**Stored rows**
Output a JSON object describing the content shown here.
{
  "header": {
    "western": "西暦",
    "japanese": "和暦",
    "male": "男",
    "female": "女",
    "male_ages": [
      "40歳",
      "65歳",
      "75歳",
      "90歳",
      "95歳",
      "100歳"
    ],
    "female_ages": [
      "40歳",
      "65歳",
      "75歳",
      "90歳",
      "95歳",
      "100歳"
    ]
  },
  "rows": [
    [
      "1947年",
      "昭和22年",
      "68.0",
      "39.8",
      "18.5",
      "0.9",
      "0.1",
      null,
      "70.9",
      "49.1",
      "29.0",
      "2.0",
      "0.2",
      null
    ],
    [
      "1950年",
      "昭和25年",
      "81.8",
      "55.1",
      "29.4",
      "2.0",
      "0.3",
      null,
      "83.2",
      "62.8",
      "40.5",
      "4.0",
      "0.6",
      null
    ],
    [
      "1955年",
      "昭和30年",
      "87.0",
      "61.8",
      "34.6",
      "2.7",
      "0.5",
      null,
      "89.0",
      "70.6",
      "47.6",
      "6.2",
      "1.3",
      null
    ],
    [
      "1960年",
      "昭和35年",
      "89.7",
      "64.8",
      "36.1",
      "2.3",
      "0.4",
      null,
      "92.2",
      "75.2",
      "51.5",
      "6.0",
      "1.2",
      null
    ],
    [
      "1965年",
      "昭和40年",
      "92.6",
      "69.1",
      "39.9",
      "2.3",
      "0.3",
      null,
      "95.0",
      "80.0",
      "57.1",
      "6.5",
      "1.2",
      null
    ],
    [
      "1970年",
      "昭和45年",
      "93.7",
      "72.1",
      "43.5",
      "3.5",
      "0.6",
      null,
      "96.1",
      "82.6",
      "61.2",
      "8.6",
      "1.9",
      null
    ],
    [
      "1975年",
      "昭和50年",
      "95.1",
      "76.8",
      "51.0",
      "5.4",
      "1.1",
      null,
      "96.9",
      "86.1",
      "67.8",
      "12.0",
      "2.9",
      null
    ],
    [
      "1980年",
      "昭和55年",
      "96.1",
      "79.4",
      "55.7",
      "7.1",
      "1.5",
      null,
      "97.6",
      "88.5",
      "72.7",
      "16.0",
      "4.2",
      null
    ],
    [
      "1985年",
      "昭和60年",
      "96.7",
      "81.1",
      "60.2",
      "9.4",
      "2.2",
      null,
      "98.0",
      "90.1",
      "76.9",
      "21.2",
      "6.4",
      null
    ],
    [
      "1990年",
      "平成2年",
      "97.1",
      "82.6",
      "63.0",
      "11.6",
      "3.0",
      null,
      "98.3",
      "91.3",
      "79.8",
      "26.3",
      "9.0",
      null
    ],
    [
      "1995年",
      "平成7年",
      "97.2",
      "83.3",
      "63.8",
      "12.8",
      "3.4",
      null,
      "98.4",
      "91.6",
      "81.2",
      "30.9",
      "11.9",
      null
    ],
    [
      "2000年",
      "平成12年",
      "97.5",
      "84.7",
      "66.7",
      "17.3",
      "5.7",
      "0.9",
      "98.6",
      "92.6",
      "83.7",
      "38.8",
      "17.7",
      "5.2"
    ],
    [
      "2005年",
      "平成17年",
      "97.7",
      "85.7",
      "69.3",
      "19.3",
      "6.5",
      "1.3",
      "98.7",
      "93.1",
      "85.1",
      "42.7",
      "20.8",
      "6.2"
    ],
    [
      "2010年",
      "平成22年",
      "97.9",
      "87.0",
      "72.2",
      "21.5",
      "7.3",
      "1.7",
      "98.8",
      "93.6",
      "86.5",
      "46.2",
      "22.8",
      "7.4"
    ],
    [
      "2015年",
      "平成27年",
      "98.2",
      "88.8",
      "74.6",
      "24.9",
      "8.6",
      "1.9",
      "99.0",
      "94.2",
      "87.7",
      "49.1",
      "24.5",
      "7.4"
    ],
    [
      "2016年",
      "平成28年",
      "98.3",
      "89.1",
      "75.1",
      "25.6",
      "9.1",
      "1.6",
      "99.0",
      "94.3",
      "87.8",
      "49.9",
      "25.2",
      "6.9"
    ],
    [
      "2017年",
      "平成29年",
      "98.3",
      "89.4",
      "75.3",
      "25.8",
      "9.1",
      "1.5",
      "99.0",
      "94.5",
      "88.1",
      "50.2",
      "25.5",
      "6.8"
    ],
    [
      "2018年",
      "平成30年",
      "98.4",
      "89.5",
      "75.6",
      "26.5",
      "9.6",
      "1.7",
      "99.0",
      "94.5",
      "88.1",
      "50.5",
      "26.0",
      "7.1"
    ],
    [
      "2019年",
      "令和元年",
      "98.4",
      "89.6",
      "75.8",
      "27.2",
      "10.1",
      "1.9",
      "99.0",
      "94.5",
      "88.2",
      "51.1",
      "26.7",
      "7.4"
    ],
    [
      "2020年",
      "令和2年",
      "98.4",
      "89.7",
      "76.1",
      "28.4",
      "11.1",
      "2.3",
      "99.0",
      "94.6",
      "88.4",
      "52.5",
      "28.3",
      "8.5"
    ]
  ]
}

**Problem**
Return all of the above records exactly, leaving no line out.

**Exercise output**
Output a JSON object describing the content shown here.
{
  "header": {
    "western": "西暦",
    "japanese": "和暦",
    "male": "男",
    "female": "女",
    "male_ages": [
      "40歳",
      "65歳",
      "75歳",
      "90歳",
      "95歳",
      "100歳"
    ],
    "female_ages": [
      "40歳",
      "65歳",
      "75歳",
      "90歳",
      "95歳",
      "100歳"
    ]
  },
  "rows": [
    [
      "1947年",
      "昭和22年",
      "68.0",
      "39.8",
      "18.5",
      "0.9",
      "0.1",
      null,
      "70.9",
      "49.1",
      "29.0",
      "2.0",
      "0.2",
      null
    ],
    [
      "1950年",
      "昭和25年",
      "81.8",
      "55.1",
      "29.4",
      "2.0",
      "0.3",
      null,
      "83.2",
      "62.8",
      "40.5",
      "4.0",
      "0.6",
      null
    ],
    [
      "1955年",
      "昭和30年",
      "87.0",
      "61.8",
      "34.6",
      "2.7",
      "0.5",
      null,
      "89.0",
      "70.6",
      "47.6",
      "6.2",
      "1.3",
      null
    ],
    [
      "1960年",
      "昭和35年",
      "89.7",
      "64.8",
      "36.1",
      "2.3",
      "0.4",
      null,
      "92.2",
      "75.2",
      "51.5",
      "6.0",
      "1.2",
      null
    ],
    [
      "1965年",
      "昭和40年",
      "92.6",
      "69.1",
      "39.9",
      "2.3",
      "0.3",
      null,
      "95.0",
      "80.0",
      "57.1",
      "6.5",
      "1.2",
      null
    ],
    [
      "1970年",
      "昭和45年",
      "93.7",
      "72.1",
      "43.5",
      "3.5",
      "0.6",
      null,
      "96.1",
      "82.6",
      "61.2",
      "8.6",
      "1.9",
      null
    ],
    [
      "1975年",
      "昭和50年",
      "95.1",
      "76.8",
      "51.0",
      "5.4",
      "1.1",
      null,
      "96.9",
      "86.1",
      "67.8",
      "12.0",
      "2.9",
      null
    ],
    [
      "1980年",
      "昭和55年",
      "96.1",
      "79.4",
      "55.7",
      "7.1",
      "1.5",
      null,
      "97.6",
      "88.5",
      "72.7",
      "16.0",
      "4.2",
      null
    ],
    [
      "1985年",
      "昭和60年",
      "96.7",
      "81.1",
      "60.2",
      "9.4",
      "2.2",
      null,
      "98.0",
      "90.1",
      "76.9",
      "21.2",
      "6.4",
      null
    ],
    [
      "1990年",
      "平成2年",
      "97.1",
      "82.6",
      "63.0",
      "11.6",
      "3.0",
      null,
      "98.3",
      "91.3",
      "79.8",
      "26.3",
      "9.0",
      null
    ],
    [
      "1995年",
      "平成7年",
      "97.2",
      "83.3",
      "63.8",
      "12.8",
      "3.4",
      null,
      "98.4",
      "91.6",
      "81.2",
      "30.9",
      "11.9",
      null
    ],
    [
      "2000年",
      "平成12年",
      "97.5",
      "84.7",
      "66.7",
      "17.3",
      "5.7",
      "0.9",
      "98.6",
      "92.6",
      "83.7",
      "38.8",
      "17.7",
      "5.2"
    ],
    [
      "2005年",
      "平成17年",
      "97.7",
      "85.7",
      "69.3",
      "19.3",
      "6.5",
      "1.3",
      "98.7",
      "93.1",
      "85.1",
      "42.7",
      "20.8",
      "6.2"
    ],
    [
      "2010年",
      "平成22年",
      "97.9",
      "87.0",
      "72.2",
      "21.5",
      "7.3",
      "1.7",
      "98.8",
      "93.6",
      "86.5",
      "46.2",
      "22.8",
      "7.4"
    ],
    [
      "2015年",
      "平成27年",
      "98.2",
      "88.8",
      "74.6",
      "24.9",
      "8.6",
      "1.9",
      "99.0",
      "94.2",
      "87.7",
      "49.1",
      "24.5",
      "7.4"
    ],
    [
      "2016年",
      "平成28年",
      "98.3",
      "89.1",
      "75.1",
      "25.6",
      "9.1",
      "1.6",
      "99.0",
      "94.3",
      "87.8",
      "49.9",
      "25.2",
      "6.9"
    ],
    [
      "2017年",
      "平成29年",
      "98.3",
      "89.4",
      "75.3",
      "25.8",
      "9.1",
      "1.5",
      "99.0",
      "94.5",
      "88.1",
      "50.2",
      "25.5",
      "6.8"
    ],
    [
      "2018年",
      "平成30年",
      "98.4",
      "89.5",
      "75.6",
      "26.5",
      "9.6",
      "1.7",
      "99.0",
      "94.5",
      "88.1",
      "50.5",
      "26.0",
      "7.1"
    ],
    [
      "2019年",
      "令和元年",
      "98.4",
      "89.6",
      "75.8",
      "27.2",
      "10.1",
      "1.9",
      "99.0",
      "94.5",
      "88.2",
      "51.1",
      "26.7",
      "7.4"
    ],
    [
      "2020年",
      "令和2年",
      "98.4",
      "89.7",
      "76.1",
      "28.4",
      "11.1",
      "2.3",
      "99.0",
      "94.6",
      "88.4",
      "52.5",
      "28.3",
      "8.5"
    ]
  ]
}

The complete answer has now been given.